### Work to complete
Below are some records; give them all again exactly, but not the pictures.

### Excerpted data
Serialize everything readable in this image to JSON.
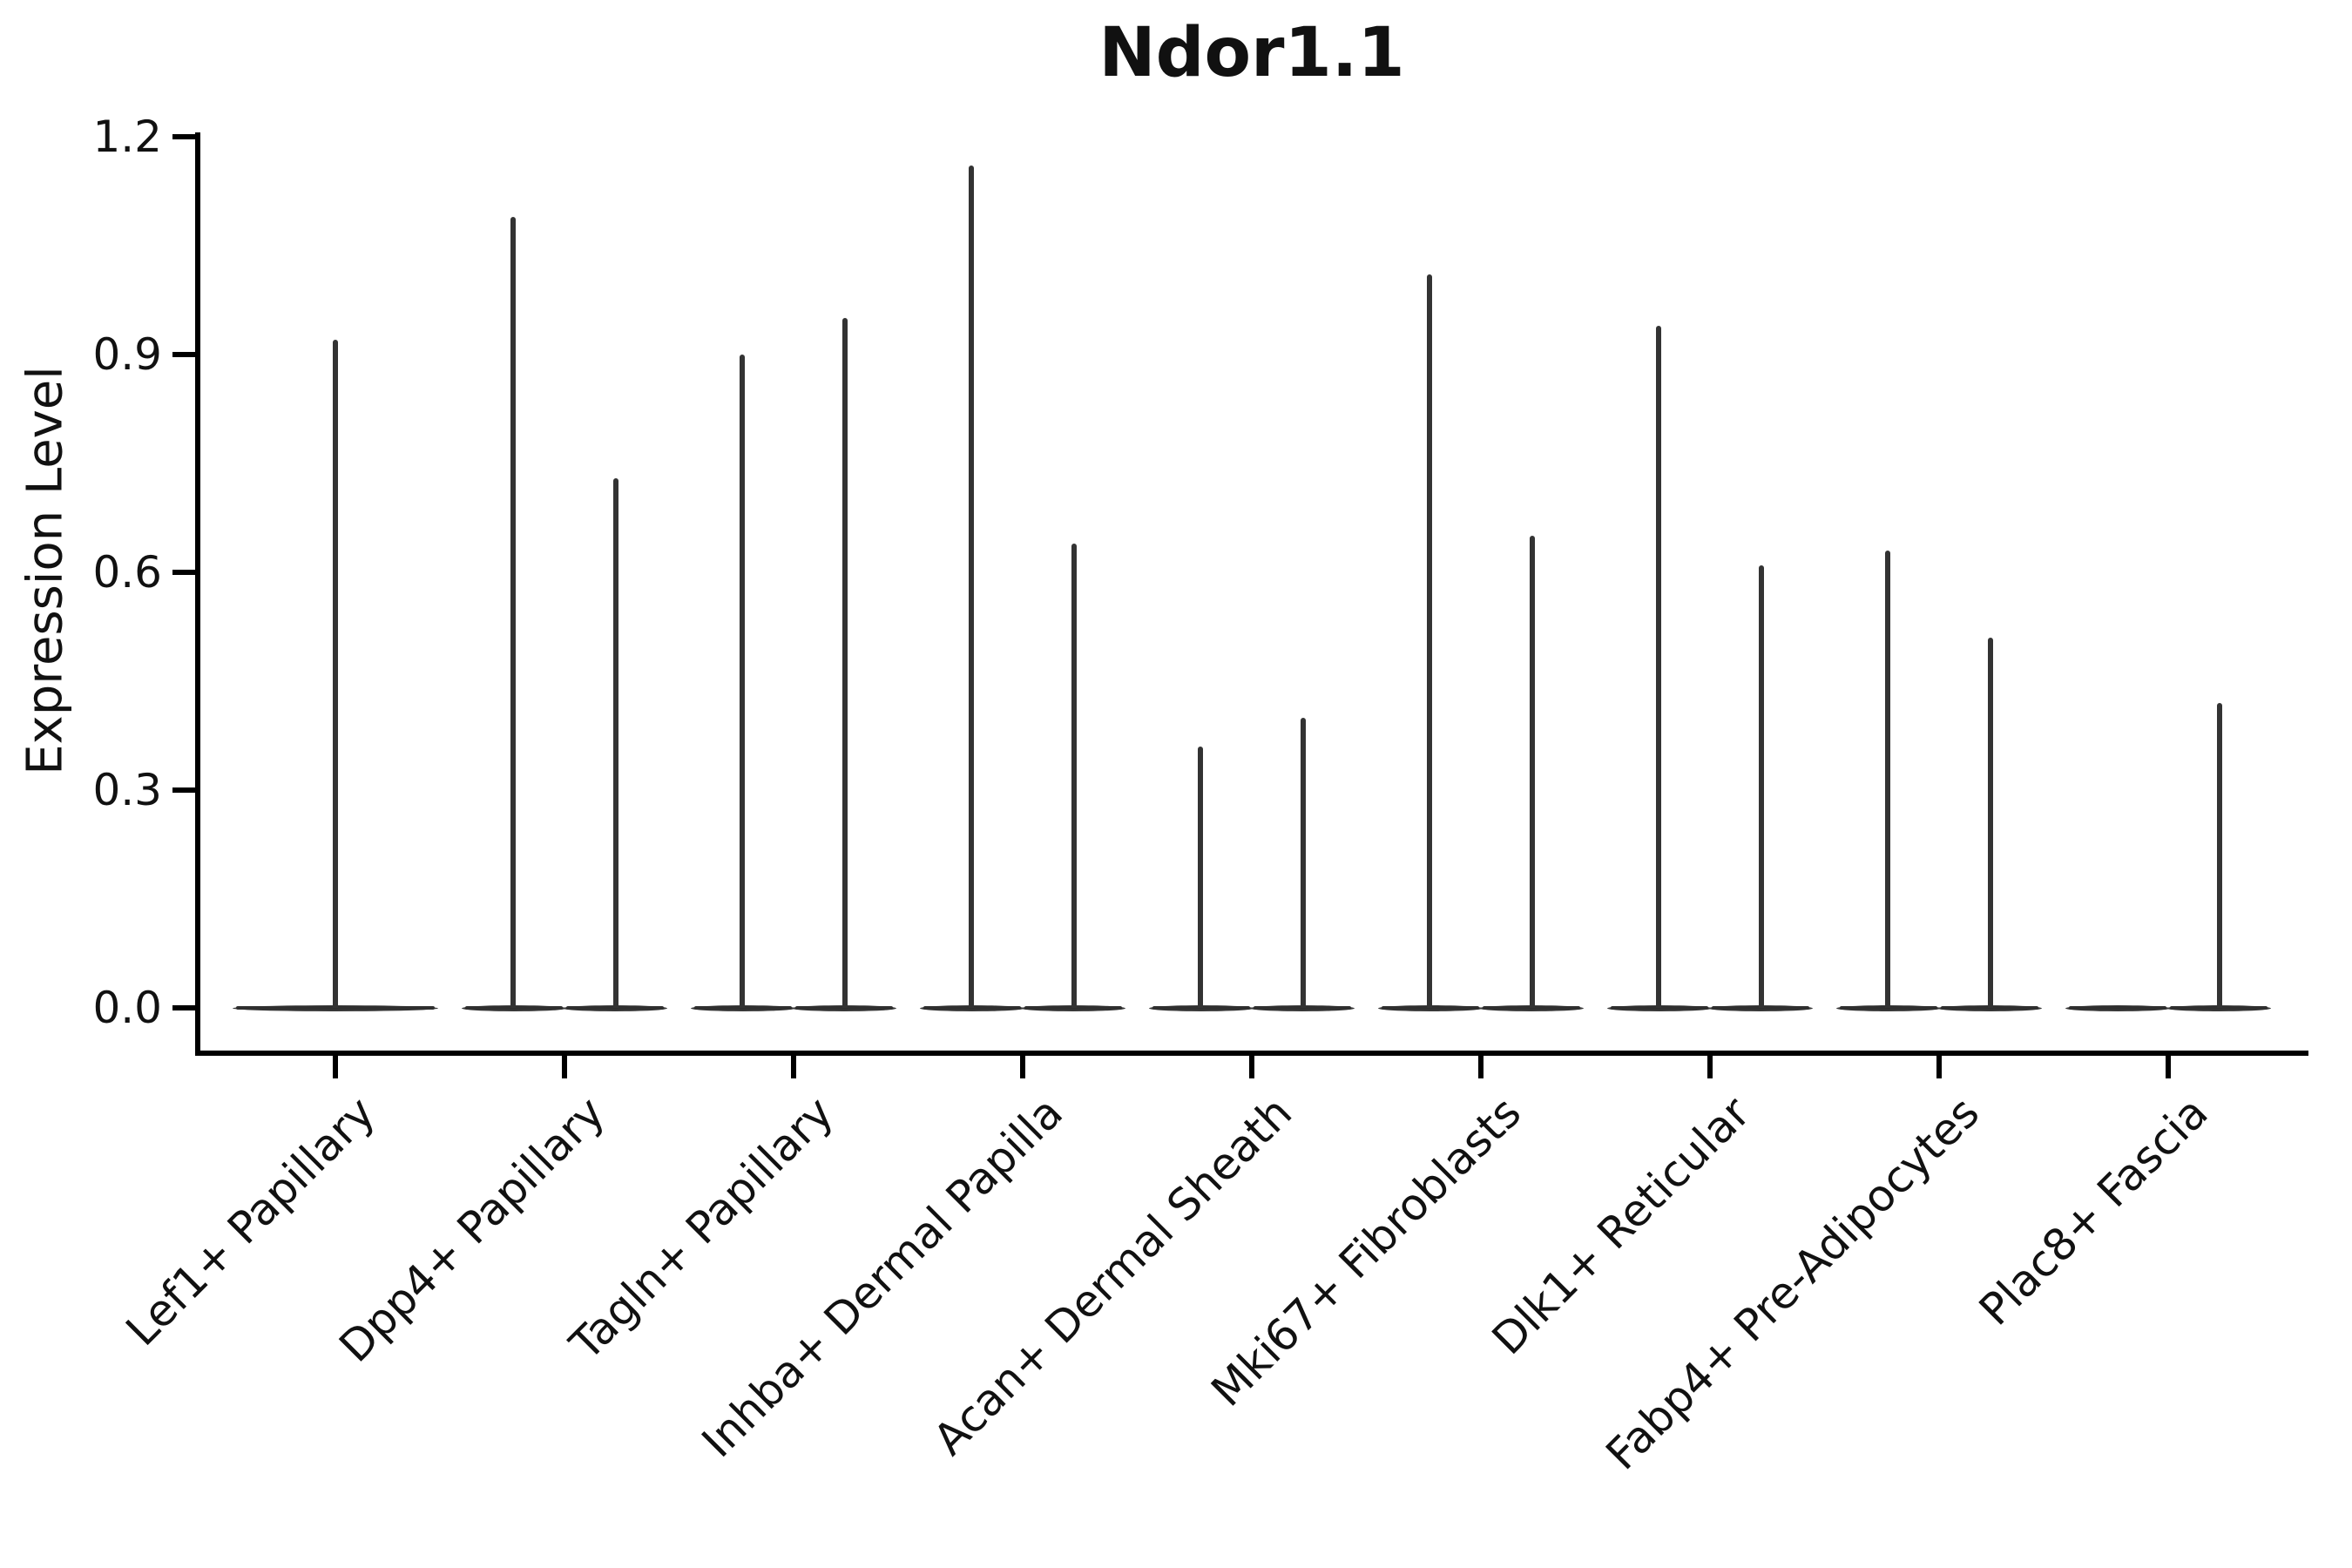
{
  "title": "Ndor1.1",
  "chart_data": {
    "type": "violin",
    "title": "Ndor1.1",
    "xlabel": "",
    "ylabel": "Expression Level",
    "ylim": [
      0,
      1.2
    ],
    "yticks": [
      "0.0",
      "0.3",
      "0.6",
      "0.9",
      "1.2"
    ],
    "grid": false,
    "legend": "none",
    "violin_color": "#333333",
    "axis_color": "#000000",
    "note": "All violins are flat (near-zero width) at expression 0 with a single narrow density spike rising to the listed peak value. Categories hold two side-by-side (dodged) violins except Lef1+ Papillary (one full-width violin); the left violin of Plac8+ Fascia is entirely flat with no spike (peak 0).",
    "categories": [
      {
        "label": "Lef1+ Papillary",
        "violins": [
          {
            "slot": "full",
            "peak": 0.92
          }
        ]
      },
      {
        "label": "Dpp4+ Papillary",
        "violins": [
          {
            "slot": "left",
            "peak": 1.09
          },
          {
            "slot": "right",
            "peak": 0.73
          }
        ]
      },
      {
        "label": "Tagln+ Papillary",
        "violins": [
          {
            "slot": "left",
            "peak": 0.9
          },
          {
            "slot": "right",
            "peak": 0.95
          }
        ]
      },
      {
        "label": "Inhba+ Dermal Papilla",
        "violins": [
          {
            "slot": "left",
            "peak": 1.16
          },
          {
            "slot": "right",
            "peak": 0.64
          }
        ]
      },
      {
        "label": "Acan+ Dermal Sheath",
        "violins": [
          {
            "slot": "left",
            "peak": 0.36
          },
          {
            "slot": "right",
            "peak": 0.4
          }
        ]
      },
      {
        "label": "Mki67+ Fibroblasts",
        "violins": [
          {
            "slot": "left",
            "peak": 1.01
          },
          {
            "slot": "right",
            "peak": 0.65
          }
        ]
      },
      {
        "label": "Dlk1+ Reticular",
        "violins": [
          {
            "slot": "left",
            "peak": 0.94
          },
          {
            "slot": "right",
            "peak": 0.61
          }
        ]
      },
      {
        "label": "Fabp4+ Pre-Adipocytes",
        "violins": [
          {
            "slot": "left",
            "peak": 0.63
          },
          {
            "slot": "right",
            "peak": 0.51
          }
        ]
      },
      {
        "label": "Plac8+ Fascia",
        "violins": [
          {
            "slot": "left",
            "peak": 0.0
          },
          {
            "slot": "right",
            "peak": 0.42
          }
        ]
      }
    ]
  }
}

### Task result
Serialize everything readable in this image to JSON.
{
  "title": "Ndor1.1",
  "chart_data": {
    "type": "violin",
    "title": "Ndor1.1",
    "xlabel": "",
    "ylabel": "Expression Level",
    "ylim": [
      0,
      1.2
    ],
    "yticks": [
      "0.0",
      "0.3",
      "0.6",
      "0.9",
      "1.2"
    ],
    "grid": false,
    "legend": "none",
    "violin_color": "#333333",
    "axis_color": "#000000",
    "note": "All violins are flat (near-zero width) at expression 0 with a single narrow density spike rising to the listed peak value. Categories hold two side-by-side (dodged) violins except Lef1+ Papillary (one full-width violin); the left violin of Plac8+ Fascia is entirely flat with no spike (peak 0).",
    "categories": [
      {
        "label": "Lef1+ Papillary",
        "violins": [
          {
            "slot": "full",
            "peak": 0.92
          }
        ]
      },
      {
        "label": "Dpp4+ Papillary",
        "violins": [
          {
            "slot": "left",
            "peak": 1.09
          },
          {
            "slot": "right",
            "peak": 0.73
          }
        ]
      },
      {
        "label": "Tagln+ Papillary",
        "violins": [
          {
            "slot": "left",
            "peak": 0.9
          },
          {
            "slot": "right",
            "peak": 0.95
          }
        ]
      },
      {
        "label": "Inhba+ Dermal Papilla",
        "violins": [
          {
            "slot": "left",
            "peak": 1.16
          },
          {
            "slot": "right",
            "peak": 0.64
          }
        ]
      },
      {
        "label": "Acan+ Dermal Sheath",
        "violins": [
          {
            "slot": "left",
            "peak": 0.36
          },
          {
            "slot": "right",
            "peak": 0.4
          }
        ]
      },
      {
        "label": "Mki67+ Fibroblasts",
        "violins": [
          {
            "slot": "left",
            "peak": 1.01
          },
          {
            "slot": "right",
            "peak": 0.65
          }
        ]
      },
      {
        "label": "Dlk1+ Reticular",
        "violins": [
          {
            "slot": "left",
            "peak": 0.94
          },
          {
            "slot": "right",
            "peak": 0.61
          }
        ]
      },
      {
        "label": "Fabp4+ Pre-Adipocytes",
        "violins": [
          {
            "slot": "left",
            "peak": 0.63
          },
          {
            "slot": "right",
            "peak": 0.51
          }
        ]
      },
      {
        "label": "Plac8+ Fascia",
        "violins": [
          {
            "slot": "left",
            "peak": 0.0
          },
          {
            "slot": "right",
            "peak": 0.42
          }
        ]
      }
    ]
  }
}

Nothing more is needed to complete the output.